**RECORD SET**
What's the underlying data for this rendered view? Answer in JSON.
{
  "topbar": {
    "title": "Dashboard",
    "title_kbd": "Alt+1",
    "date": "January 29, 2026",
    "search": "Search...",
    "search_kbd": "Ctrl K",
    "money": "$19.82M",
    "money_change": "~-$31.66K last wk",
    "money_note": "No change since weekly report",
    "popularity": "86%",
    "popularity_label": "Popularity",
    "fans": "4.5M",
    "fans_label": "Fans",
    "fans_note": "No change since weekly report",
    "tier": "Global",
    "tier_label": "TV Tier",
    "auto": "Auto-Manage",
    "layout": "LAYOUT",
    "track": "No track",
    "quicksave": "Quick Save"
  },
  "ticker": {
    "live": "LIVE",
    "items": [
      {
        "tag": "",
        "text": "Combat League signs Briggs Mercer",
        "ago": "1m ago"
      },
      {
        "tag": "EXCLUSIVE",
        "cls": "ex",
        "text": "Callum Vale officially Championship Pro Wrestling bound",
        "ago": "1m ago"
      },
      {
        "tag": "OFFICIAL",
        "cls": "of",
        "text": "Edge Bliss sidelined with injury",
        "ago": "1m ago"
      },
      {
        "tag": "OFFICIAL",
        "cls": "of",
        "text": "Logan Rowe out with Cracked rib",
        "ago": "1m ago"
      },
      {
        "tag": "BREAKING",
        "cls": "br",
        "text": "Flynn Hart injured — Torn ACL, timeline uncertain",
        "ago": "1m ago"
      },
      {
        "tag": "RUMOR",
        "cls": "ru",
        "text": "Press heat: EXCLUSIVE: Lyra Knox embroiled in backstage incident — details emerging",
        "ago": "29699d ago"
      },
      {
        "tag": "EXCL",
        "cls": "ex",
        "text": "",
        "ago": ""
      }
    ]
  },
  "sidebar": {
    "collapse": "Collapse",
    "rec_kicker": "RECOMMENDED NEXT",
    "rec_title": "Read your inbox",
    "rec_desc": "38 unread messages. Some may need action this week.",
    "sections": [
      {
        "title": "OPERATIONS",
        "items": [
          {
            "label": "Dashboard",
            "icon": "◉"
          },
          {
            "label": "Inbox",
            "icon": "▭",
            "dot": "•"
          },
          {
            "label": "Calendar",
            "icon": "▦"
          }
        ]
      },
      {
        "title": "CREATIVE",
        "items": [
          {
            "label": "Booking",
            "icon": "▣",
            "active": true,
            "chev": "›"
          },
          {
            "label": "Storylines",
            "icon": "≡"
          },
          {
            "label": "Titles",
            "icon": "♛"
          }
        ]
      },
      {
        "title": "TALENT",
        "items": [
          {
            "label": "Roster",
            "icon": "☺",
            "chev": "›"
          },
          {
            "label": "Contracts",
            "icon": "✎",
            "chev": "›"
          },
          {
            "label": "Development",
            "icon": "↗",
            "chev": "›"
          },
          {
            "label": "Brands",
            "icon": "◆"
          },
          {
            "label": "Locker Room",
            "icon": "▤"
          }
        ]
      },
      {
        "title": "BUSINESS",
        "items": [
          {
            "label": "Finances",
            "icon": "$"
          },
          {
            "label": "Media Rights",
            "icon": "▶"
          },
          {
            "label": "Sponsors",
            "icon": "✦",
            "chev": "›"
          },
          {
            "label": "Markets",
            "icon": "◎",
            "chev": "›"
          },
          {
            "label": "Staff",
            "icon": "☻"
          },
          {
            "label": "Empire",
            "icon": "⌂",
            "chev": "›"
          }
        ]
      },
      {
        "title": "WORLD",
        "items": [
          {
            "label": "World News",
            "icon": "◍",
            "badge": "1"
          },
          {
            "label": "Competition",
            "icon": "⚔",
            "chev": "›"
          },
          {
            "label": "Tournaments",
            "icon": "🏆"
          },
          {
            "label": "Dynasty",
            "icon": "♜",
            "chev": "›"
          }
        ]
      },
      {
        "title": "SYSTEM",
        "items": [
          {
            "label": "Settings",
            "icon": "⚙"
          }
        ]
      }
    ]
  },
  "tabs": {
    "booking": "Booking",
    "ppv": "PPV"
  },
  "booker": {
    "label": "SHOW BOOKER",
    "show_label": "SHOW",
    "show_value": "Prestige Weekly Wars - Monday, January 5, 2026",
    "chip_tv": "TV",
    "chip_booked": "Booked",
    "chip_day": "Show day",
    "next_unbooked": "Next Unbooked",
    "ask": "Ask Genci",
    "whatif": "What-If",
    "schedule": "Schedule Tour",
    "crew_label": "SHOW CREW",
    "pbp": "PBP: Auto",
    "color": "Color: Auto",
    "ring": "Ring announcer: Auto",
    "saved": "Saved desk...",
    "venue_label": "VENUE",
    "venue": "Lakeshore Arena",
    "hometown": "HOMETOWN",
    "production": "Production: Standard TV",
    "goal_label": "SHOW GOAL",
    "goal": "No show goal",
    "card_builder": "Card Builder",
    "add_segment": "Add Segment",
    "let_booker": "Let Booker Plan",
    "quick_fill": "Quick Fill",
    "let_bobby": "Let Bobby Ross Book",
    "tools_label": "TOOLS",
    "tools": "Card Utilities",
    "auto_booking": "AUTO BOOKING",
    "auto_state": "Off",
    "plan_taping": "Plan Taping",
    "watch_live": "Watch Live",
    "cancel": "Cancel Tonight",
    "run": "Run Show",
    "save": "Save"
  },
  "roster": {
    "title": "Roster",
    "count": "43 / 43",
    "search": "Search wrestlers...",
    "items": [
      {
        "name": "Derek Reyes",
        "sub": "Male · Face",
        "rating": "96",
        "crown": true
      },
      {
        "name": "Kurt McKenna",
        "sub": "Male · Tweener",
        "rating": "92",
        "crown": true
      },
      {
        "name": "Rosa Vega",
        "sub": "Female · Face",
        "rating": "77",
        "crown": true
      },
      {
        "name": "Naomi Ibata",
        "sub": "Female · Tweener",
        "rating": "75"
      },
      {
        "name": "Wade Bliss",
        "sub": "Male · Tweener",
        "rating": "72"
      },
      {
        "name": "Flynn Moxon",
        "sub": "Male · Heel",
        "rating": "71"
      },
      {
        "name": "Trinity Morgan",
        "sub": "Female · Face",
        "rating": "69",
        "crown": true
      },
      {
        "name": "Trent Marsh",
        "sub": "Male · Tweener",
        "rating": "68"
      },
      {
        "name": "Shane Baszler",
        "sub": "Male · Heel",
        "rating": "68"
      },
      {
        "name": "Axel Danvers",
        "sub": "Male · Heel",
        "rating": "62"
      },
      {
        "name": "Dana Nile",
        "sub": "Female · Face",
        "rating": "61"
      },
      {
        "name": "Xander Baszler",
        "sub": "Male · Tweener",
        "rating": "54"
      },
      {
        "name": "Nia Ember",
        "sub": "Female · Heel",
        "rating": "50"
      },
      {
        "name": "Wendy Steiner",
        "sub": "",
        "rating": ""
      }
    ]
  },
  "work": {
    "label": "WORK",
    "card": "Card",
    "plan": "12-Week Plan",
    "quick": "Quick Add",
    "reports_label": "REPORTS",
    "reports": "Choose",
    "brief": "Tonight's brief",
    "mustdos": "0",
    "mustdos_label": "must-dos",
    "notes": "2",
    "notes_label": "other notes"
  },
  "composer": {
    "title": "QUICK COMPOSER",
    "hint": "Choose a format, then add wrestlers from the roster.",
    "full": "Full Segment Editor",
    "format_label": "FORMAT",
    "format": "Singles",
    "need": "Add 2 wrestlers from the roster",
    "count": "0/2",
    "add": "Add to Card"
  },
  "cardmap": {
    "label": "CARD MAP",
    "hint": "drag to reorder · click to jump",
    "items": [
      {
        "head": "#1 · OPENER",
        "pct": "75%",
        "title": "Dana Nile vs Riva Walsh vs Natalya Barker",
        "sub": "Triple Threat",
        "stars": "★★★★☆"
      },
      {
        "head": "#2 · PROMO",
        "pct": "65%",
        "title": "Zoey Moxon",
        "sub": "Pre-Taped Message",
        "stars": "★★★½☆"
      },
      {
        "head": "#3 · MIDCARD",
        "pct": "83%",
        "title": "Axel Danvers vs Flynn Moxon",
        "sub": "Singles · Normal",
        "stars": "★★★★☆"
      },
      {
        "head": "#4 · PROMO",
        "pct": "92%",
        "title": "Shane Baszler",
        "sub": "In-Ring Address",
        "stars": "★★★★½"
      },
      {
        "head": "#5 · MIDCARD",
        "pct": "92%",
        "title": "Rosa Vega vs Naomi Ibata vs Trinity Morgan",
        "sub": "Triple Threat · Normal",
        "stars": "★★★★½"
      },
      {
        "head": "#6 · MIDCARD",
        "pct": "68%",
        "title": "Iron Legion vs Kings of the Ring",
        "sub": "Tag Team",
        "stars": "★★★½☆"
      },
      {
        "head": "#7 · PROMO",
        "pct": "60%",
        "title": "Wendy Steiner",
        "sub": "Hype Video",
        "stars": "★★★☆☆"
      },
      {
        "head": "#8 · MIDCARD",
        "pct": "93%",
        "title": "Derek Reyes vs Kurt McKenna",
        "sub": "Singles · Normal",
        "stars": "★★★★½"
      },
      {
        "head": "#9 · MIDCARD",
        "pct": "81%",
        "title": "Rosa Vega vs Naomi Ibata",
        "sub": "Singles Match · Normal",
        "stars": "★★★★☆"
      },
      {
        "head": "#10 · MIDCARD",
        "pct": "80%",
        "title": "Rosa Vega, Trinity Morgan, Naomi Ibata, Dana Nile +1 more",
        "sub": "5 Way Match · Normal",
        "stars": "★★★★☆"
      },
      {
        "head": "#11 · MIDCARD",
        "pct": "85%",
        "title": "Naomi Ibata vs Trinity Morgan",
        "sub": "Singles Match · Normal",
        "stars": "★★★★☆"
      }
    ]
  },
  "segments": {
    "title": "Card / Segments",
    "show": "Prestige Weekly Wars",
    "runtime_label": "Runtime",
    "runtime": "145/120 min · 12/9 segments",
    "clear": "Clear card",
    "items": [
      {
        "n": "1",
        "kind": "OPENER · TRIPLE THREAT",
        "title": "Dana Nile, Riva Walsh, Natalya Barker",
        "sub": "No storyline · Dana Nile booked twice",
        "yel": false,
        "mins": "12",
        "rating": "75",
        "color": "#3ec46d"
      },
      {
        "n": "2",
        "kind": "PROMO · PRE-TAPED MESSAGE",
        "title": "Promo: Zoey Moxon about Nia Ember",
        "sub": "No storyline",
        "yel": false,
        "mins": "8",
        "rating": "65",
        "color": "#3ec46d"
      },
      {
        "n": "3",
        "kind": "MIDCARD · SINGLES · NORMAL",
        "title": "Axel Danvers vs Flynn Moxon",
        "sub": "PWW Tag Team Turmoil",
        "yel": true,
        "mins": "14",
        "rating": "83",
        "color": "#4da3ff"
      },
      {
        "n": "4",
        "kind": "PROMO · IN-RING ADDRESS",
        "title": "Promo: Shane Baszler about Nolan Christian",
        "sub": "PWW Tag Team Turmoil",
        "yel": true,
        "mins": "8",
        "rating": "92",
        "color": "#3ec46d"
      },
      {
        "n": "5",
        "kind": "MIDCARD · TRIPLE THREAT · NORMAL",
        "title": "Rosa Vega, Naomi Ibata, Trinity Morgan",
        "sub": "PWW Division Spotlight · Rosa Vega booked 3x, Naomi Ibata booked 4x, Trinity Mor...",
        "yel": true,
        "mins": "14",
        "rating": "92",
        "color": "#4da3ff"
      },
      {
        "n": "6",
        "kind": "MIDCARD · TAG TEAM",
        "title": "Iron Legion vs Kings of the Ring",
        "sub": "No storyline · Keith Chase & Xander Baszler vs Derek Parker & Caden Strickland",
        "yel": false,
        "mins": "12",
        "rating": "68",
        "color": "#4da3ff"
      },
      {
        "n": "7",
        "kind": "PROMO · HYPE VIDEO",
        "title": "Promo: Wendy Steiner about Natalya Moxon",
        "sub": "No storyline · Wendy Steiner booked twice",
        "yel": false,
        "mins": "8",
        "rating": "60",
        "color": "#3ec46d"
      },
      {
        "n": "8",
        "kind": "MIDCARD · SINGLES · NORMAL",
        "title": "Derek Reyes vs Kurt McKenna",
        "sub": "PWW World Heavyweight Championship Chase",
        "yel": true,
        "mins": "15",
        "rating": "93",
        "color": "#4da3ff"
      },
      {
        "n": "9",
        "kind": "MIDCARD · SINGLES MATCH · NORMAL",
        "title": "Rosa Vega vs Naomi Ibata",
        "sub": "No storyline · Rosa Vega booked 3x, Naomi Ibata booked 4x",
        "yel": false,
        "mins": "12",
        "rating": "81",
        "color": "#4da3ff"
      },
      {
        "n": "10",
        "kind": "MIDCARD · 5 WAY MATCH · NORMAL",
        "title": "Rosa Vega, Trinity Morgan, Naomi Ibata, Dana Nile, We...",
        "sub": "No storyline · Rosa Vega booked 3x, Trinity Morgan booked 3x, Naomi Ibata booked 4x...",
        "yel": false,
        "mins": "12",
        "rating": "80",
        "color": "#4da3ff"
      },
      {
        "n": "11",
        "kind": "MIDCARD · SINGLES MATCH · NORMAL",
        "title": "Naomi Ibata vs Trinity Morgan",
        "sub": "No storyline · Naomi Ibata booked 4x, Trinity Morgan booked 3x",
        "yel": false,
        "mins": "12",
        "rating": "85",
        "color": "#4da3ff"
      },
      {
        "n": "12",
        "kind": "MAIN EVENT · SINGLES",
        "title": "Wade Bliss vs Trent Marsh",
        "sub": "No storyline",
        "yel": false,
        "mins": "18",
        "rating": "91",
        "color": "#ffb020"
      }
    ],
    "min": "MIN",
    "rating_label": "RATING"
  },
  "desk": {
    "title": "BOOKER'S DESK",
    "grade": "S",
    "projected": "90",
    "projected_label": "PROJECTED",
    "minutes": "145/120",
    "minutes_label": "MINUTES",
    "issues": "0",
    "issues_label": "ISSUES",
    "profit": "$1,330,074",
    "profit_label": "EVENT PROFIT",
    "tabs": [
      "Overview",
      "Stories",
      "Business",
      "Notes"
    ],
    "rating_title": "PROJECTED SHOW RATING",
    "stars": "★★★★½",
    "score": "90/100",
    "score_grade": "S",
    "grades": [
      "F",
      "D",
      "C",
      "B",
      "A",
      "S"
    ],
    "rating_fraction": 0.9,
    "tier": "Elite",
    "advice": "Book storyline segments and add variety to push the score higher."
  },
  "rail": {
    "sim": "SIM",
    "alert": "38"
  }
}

**THE REQUEST**
Filter the records above for lines containing the word "Wade", and copy those lines.

**RESPONSE TO THE TASK**
        "name": "Wade Bliss",
        "title": "Wade Bliss vs Trent Marsh",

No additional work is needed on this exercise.